--- begin ---

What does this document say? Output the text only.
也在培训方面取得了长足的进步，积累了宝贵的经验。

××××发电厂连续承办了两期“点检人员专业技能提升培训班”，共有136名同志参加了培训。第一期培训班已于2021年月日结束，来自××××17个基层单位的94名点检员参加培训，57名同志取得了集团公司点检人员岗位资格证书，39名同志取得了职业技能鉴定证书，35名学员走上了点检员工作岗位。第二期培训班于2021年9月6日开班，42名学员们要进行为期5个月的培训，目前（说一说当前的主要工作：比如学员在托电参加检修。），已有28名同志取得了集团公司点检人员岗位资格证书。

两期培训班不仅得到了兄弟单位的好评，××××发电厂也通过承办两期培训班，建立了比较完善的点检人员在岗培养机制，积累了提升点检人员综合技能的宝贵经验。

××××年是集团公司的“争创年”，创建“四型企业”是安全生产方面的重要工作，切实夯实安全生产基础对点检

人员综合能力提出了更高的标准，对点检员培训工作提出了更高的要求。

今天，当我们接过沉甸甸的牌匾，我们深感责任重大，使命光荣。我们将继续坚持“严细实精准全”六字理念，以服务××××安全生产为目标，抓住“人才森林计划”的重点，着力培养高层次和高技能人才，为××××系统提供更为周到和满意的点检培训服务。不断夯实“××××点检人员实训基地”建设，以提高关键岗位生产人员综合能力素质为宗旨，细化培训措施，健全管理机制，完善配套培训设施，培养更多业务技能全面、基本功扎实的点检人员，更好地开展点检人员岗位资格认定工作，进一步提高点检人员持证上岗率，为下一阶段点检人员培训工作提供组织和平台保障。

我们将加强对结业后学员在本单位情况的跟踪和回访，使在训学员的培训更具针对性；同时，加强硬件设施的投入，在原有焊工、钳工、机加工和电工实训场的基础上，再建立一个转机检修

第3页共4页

--- end ---

### Stated problem
Repeat the data above exactly.

### Answer for the task
What does this document say? Output the text only.
也在培训方面取得了长足的进步，积累了宝贵的经验。

××××发电厂连续承办了两期“点检人员专业技能提升培训班”，共有136名同志参加了培训。第一期培训班已于2021年月日结束，来自××××17个基层单位的94名点检员参加培训，57名同志取得了集团公司点检人员岗位资格证书，39名同志取得了职业技能鉴定证书，35名学员走上了点检员工作岗位。第二期培训班于2021年9月6日开班，42名学员们要进行为期5个月的培训，目前（说一说当前的主要工作：比如学员在托电参加检修。），已有28名同志取得了集团公司点检人员岗位资格证书。

两期培训班不仅得到了兄弟单位的好评，××××发电厂也通过承办两期培训班，建立了比较完善的点检人员在岗培养机制，积累了提升点检人员综合技能的宝贵经验。

××××年是集团公司的“争创年”，创建“四型企业”是安全生产方面的重要工作，切实夯实安全生产基础对点检

人员综合能力提出了更高的标准，对点检员培训工作提出了更高的要求。

今天，当我们接过沉甸甸的牌匾，我们深感责任重大，使命光荣。我们将继续坚持“严细实精准全”六字理念，以服务××××安全生产为目标，抓住“人才森林计划”的重点，着力培养高层次和高技能人才，为××××系统提供更为周到和满意的点检培训服务。不断夯实“××××点检人员实训基地”建设，以提高关键岗位生产人员综合能力素质为宗旨，细化培训措施，健全管理机制，完善配套培训设施，培养更多业务技能全面、基本功扎实的点检人员，更好地开展点检人员岗位资格认定工作，进一步提高点检人员持证上岗率，为下一阶段点检人员培训工作提供组织和平台保障。

我们将加强对结业后学员在本单位情况的跟踪和回访，使在训学员的培训更具针对性；同时，加强硬件设施的投入，在原有焊工、钳工、机加工和电工实训场的基础上，再建立一个转机检修

第3页共4页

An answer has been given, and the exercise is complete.